**What is being asked**
Scan the data beneath this task and copy each line that includes "illustration".

**Records for this task**
┄┄┄┄┄┄┄┄┄┄

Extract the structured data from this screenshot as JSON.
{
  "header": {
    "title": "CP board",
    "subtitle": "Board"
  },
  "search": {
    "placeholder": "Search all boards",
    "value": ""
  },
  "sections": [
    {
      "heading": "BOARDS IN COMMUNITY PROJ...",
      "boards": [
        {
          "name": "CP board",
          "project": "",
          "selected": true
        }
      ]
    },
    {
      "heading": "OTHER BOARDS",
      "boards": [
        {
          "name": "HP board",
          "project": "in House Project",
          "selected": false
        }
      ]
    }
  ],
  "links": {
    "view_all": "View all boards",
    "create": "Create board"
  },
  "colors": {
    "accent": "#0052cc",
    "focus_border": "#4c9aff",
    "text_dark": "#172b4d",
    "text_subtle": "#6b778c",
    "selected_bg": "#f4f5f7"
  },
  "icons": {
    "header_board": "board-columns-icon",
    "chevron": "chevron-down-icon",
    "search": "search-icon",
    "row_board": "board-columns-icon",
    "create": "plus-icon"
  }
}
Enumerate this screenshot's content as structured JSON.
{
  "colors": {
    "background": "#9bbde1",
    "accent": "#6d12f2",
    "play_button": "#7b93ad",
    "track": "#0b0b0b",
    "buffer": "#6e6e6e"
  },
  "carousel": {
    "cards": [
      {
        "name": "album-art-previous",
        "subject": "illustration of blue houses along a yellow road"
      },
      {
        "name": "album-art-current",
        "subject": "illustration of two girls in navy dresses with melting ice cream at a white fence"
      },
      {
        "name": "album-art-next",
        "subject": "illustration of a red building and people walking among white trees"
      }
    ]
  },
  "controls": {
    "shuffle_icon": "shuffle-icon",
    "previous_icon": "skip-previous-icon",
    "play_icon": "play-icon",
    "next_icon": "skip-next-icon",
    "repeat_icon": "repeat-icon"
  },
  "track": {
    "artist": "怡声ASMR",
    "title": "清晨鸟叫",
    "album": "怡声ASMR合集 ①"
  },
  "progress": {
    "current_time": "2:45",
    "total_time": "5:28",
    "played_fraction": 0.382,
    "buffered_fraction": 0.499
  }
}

┄┄┄┄┄┄┄┄┄┄

**Response to this task**
        "subject": "illustration of blue houses along a yellow road"
        "subject": "illustration of two girls in navy dresses with melting ice cream at a white fence"
        "subject": "illustration of a red building and people walking among white trees"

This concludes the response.